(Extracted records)
+-------+

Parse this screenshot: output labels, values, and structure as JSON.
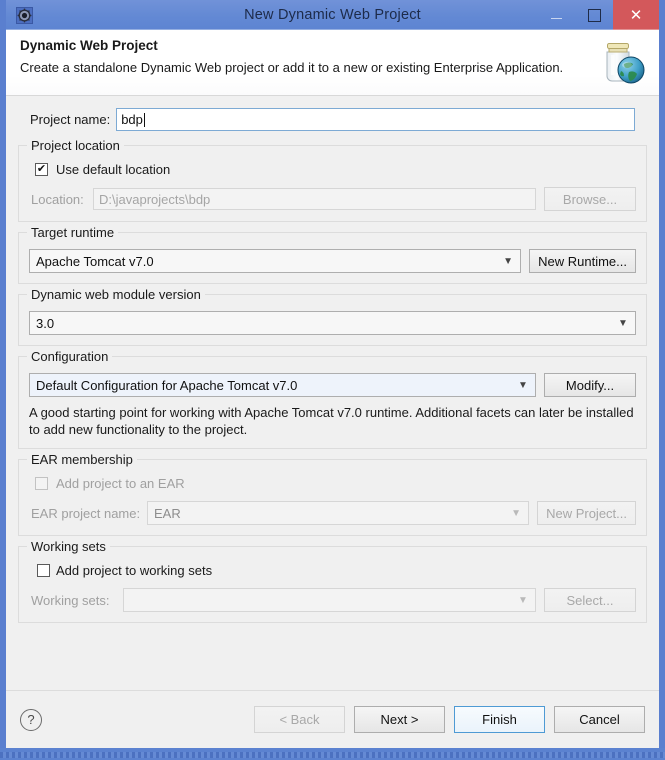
{
  "window": {
    "title": "New Dynamic Web Project",
    "icon": "gear-icon",
    "minimize_label": "–",
    "maximize_label": "□",
    "close_label": "✕"
  },
  "header": {
    "title": "Dynamic Web Project",
    "description": "Create a standalone Dynamic Web project or add it to a new or existing Enterprise Application.",
    "icon": "jar-globe-icon"
  },
  "form": {
    "project_name": {
      "label": "Project name:",
      "value": "bdp",
      "placeholder": ""
    },
    "project_location": {
      "group_title": "Project location",
      "use_default_label": "Use default location",
      "use_default_checked": true,
      "checkmark": "✔",
      "location_label": "Location:",
      "location_value": "D:\\javaprojects\\bdp",
      "browse_label": "Browse..."
    },
    "target_runtime": {
      "group_title": "Target runtime",
      "value": "Apache Tomcat v7.0",
      "new_runtime_label": "New Runtime..."
    },
    "module_version": {
      "group_title": "Dynamic web module version",
      "value": "3.0"
    },
    "configuration": {
      "group_title": "Configuration",
      "value": "Default Configuration for Apache Tomcat v7.0",
      "modify_label": "Modify...",
      "description": "A good starting point for working with Apache Tomcat v7.0 runtime. Additional facets can later be installed to add new functionality to the project."
    },
    "ear_membership": {
      "group_title": "EAR membership",
      "add_to_ear_label": "Add project to an EAR",
      "add_to_ear_checked": false,
      "ear_project_label": "EAR project name:",
      "ear_project_value": "EAR",
      "new_project_label": "New Project..."
    },
    "working_sets": {
      "group_title": "Working sets",
      "add_to_working_sets_label": "Add project to working sets",
      "add_to_working_sets_checked": false,
      "working_sets_label": "Working sets:",
      "working_sets_value": "",
      "select_label": "Select..."
    }
  },
  "footer": {
    "help_label": "?",
    "back_label": "< Back",
    "next_label": "Next >",
    "finish_label": "Finish",
    "cancel_label": "Cancel"
  },
  "colors": {
    "titlebar": "#6389d4",
    "close_button": "#d3585b",
    "frame": "#5a7fcf",
    "focus_outline": "#4e9ad4",
    "field_border": "#7daad4"
  }
}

+-------+

▸ **What is asked**: Note each line of the entries that has "false" in it, and copy those lines.

▸ **Completed task**:
      "add_to_ear_checked": false,
      "add_to_working_sets_checked": false,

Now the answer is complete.